-- Material shown --
↓
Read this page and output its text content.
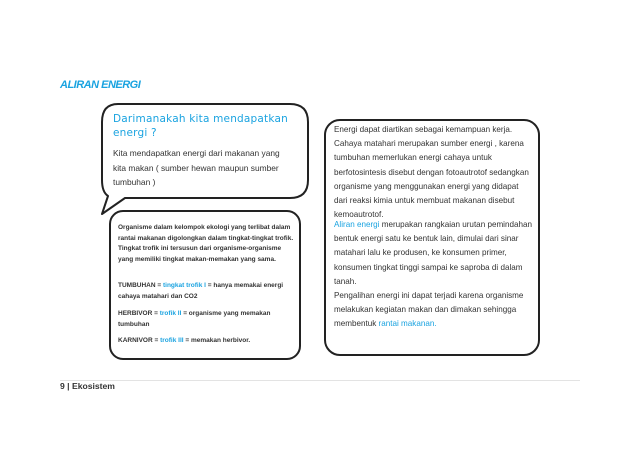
ALIRAN ENERGI
Darimanakah kita mendapatkan energi ?
Kita mendapatkan energi dari makanan yang kita makan ( sumber hewan maupun sumber tumbuhan )

Organisme dalam kelompok ekologi yang terlibat dalam rantai makanan digolongkan dalam tingkat-tingkat trofik. Tingkat trofik ini tersusun dari organisme-organisme yang memiliki tingkat makan-memakan yang sama.

TUMBUHAN = tingkat trofik I = hanya memakai energi cahaya matahari dan CO2

HERBIVOR = trofik II = organisme yang memakan tumbuhan

KARNIVOR = trofik III = memakan herbivor.

Energi dapat diartikan sebagai kemampuan kerja. Cahaya matahari merupakan sumber energi , karena tumbuhan memerlukan energi cahaya untuk berfotosintesis disebut dengan fotoautrotof sedangkan organisme yang menggunakan energi yang didapat dari reaksi kimia untuk membuat makanan disebut kemoautrotof.

Aliran energi merupakan rangkaian urutan pemindahan bentuk energi satu ke bentuk lain, dimulai dari sinar matahari lalu ke produsen, ke konsumen primer, konsumen tingkat tinggi sampai ke saproba di dalam tanah.

Pengalihan energi ini dapat terjadi karena organisme melakukan kegiatan makan dan dimakan sehingga membentuk rantai makanan.

9 | Ekosistem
↑
-- Work to do --
Quote every record above exactly, leaving out the pictures.

-- Output --
Read this page and output its text content.
ALIRAN ENERGI
Darimanakah kita mendapatkan energi ?
Kita mendapatkan energi dari makanan yang kita makan ( sumber hewan maupun sumber tumbuhan )

Organisme dalam kelompok ekologi yang terlibat dalam rantai makanan digolongkan dalam tingkat-tingkat trofik. Tingkat trofik ini tersusun dari organisme-organisme yang memiliki tingkat makan-memakan yang sama.

TUMBUHAN = tingkat trofik I = hanya memakai energi cahaya matahari dan CO2

HERBIVOR = trofik II = organisme yang memakan tumbuhan

KARNIVOR = trofik III = memakan herbivor.

Energi dapat diartikan sebagai kemampuan kerja. Cahaya matahari merupakan sumber energi , karena tumbuhan memerlukan energi cahaya untuk berfotosintesis disebut dengan fotoautrotof sedangkan organisme yang menggunakan energi yang didapat dari reaksi kimia untuk membuat makanan disebut kemoautrotof.

Aliran energi merupakan rangkaian urutan pemindahan bentuk energi satu ke bentuk lain, dimulai dari sinar matahari lalu ke produsen, ke konsumen primer, konsumen tingkat tinggi sampai ke saproba di dalam tanah.

Pengalihan energi ini dapat terjadi karena organisme melakukan kegiatan makan dan dimakan sehingga membentuk rantai makanan.

9 | Ekosistem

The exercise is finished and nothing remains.